__EXERCISE__.
What is the number of lines in this listing that include the string "Exporterzeugnisse"? Answer with that number by itself.

__DATA EXTRACT__.
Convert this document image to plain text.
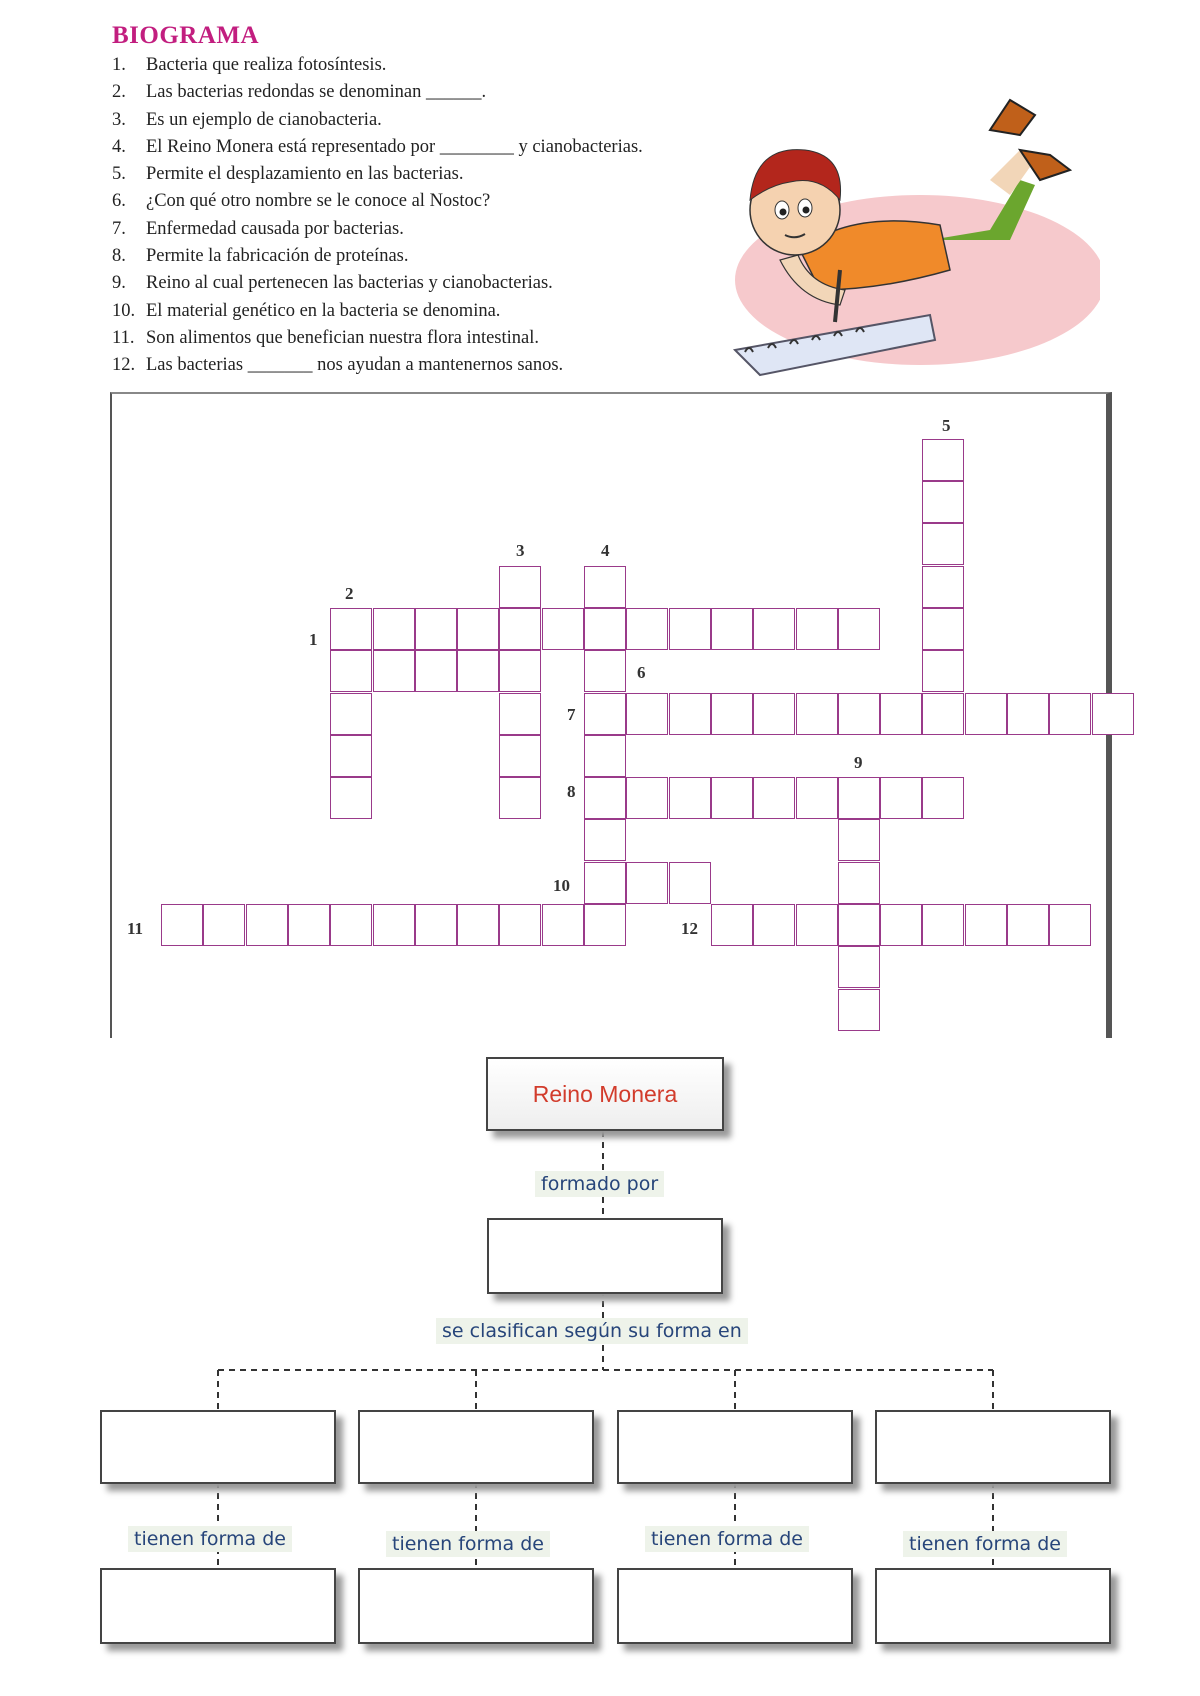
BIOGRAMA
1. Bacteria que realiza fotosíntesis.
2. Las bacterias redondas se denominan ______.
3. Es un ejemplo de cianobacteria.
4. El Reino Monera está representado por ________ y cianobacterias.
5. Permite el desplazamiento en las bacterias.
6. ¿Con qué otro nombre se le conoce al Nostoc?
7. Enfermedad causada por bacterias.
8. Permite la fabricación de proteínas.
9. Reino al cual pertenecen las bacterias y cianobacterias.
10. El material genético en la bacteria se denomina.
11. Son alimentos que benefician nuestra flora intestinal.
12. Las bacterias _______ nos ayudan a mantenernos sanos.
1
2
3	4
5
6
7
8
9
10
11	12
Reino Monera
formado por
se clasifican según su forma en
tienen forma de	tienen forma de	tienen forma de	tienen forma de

* * *

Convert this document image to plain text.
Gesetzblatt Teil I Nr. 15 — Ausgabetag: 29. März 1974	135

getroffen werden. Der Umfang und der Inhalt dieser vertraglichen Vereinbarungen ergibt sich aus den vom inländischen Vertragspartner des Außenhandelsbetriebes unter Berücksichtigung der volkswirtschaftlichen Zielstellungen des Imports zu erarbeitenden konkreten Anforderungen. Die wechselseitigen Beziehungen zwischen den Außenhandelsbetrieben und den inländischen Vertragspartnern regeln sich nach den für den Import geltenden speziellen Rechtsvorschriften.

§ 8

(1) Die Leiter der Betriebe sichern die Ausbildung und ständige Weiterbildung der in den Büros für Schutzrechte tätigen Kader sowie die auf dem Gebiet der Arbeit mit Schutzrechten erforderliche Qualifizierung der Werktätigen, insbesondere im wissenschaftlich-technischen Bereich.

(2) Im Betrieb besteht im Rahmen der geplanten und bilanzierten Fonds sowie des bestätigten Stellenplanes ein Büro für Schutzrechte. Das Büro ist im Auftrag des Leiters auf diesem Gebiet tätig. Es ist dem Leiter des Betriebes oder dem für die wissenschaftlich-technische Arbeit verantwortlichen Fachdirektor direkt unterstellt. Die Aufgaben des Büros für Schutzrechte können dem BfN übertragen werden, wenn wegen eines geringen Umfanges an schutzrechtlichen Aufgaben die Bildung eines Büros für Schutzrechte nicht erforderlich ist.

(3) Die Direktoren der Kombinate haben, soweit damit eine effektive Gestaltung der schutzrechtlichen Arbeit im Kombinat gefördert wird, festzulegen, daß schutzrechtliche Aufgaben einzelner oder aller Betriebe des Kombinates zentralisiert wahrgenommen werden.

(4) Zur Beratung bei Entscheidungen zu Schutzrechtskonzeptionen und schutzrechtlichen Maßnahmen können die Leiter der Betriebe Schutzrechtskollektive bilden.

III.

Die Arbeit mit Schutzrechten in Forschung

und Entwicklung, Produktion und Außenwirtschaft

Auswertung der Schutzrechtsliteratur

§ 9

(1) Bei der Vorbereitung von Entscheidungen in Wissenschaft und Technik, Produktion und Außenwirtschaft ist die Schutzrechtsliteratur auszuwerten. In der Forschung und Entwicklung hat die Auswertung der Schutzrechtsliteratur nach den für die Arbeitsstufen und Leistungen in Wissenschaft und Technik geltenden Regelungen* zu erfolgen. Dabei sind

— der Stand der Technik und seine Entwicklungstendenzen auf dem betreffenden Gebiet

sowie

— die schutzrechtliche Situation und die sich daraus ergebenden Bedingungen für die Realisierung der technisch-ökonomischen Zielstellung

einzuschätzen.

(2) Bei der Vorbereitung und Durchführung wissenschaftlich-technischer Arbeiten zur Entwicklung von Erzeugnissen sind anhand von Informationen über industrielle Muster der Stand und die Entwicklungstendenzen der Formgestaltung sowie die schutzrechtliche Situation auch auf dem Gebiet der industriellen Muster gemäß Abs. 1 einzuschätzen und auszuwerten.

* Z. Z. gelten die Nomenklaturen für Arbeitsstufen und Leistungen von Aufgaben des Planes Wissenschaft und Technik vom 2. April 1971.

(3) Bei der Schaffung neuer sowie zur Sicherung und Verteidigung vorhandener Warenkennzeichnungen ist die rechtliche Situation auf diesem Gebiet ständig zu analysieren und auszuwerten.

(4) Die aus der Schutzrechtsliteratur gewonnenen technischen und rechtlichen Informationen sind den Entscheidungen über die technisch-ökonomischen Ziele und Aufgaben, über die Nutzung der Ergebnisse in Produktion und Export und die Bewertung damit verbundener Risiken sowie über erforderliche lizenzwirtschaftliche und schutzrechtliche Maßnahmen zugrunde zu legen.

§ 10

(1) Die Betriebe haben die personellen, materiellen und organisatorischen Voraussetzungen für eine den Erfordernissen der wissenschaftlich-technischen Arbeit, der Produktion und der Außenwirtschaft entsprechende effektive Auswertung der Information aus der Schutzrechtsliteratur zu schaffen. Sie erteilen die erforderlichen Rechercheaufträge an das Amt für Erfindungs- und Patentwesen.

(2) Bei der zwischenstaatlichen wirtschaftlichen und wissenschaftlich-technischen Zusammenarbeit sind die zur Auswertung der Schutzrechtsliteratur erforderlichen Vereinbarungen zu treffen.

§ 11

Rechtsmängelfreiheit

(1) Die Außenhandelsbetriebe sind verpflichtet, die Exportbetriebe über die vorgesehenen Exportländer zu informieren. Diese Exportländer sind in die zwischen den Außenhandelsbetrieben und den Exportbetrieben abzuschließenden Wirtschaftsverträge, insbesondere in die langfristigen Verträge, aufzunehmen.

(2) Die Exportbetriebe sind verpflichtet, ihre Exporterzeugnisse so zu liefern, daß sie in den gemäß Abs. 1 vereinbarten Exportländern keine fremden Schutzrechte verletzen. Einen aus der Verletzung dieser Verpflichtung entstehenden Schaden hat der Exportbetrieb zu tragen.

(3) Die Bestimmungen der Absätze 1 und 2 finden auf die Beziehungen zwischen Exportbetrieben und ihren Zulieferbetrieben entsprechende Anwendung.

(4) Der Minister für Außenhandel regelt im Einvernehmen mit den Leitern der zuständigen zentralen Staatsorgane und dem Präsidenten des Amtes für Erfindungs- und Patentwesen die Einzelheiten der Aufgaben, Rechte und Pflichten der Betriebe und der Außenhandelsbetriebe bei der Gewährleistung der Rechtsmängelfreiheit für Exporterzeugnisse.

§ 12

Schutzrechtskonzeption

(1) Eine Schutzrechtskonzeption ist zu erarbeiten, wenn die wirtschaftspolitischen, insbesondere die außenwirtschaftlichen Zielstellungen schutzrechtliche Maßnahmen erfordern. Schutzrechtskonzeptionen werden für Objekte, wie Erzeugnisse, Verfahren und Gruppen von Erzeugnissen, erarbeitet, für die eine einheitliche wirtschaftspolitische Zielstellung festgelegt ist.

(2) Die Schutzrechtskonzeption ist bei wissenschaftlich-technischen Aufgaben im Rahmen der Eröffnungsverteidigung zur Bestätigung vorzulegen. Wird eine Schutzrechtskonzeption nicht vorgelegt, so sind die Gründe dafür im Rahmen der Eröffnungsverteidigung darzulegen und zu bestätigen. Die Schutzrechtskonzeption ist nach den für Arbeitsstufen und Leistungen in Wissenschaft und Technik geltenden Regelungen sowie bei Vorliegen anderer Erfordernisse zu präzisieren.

---

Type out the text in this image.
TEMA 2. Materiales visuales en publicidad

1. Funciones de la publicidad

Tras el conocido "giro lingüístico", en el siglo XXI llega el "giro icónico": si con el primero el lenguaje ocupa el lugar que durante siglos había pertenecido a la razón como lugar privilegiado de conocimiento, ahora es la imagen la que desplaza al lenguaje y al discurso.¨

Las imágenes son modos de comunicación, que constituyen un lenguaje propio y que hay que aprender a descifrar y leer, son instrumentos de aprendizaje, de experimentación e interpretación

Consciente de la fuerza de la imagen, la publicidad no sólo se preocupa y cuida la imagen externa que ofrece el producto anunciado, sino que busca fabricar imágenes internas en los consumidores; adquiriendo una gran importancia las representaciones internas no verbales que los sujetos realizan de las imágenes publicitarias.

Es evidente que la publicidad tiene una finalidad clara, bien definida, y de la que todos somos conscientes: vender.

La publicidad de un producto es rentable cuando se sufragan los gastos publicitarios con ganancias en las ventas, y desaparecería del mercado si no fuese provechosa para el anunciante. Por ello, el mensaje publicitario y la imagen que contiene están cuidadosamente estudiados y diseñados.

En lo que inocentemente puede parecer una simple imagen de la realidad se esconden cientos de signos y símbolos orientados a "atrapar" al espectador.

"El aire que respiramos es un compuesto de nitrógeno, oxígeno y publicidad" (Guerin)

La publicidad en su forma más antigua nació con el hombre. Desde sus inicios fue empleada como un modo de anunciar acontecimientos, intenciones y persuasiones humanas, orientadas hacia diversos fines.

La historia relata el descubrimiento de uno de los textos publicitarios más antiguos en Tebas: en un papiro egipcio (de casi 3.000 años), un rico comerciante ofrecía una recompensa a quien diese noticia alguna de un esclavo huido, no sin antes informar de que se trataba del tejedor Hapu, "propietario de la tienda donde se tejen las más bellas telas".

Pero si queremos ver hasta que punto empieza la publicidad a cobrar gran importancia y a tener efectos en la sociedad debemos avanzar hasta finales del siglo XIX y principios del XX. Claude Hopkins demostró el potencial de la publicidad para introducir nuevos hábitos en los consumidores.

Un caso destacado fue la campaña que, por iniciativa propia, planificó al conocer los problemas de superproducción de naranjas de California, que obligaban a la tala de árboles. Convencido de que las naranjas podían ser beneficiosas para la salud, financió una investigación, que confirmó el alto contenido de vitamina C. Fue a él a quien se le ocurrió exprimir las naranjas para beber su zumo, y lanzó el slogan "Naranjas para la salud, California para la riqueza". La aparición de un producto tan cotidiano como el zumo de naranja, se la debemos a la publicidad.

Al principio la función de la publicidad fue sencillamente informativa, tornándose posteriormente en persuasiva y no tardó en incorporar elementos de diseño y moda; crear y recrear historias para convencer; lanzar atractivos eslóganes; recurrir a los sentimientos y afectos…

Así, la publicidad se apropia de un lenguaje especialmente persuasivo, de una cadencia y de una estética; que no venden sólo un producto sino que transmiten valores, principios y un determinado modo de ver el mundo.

__RESULT FOR THIS EXERCISE__.
2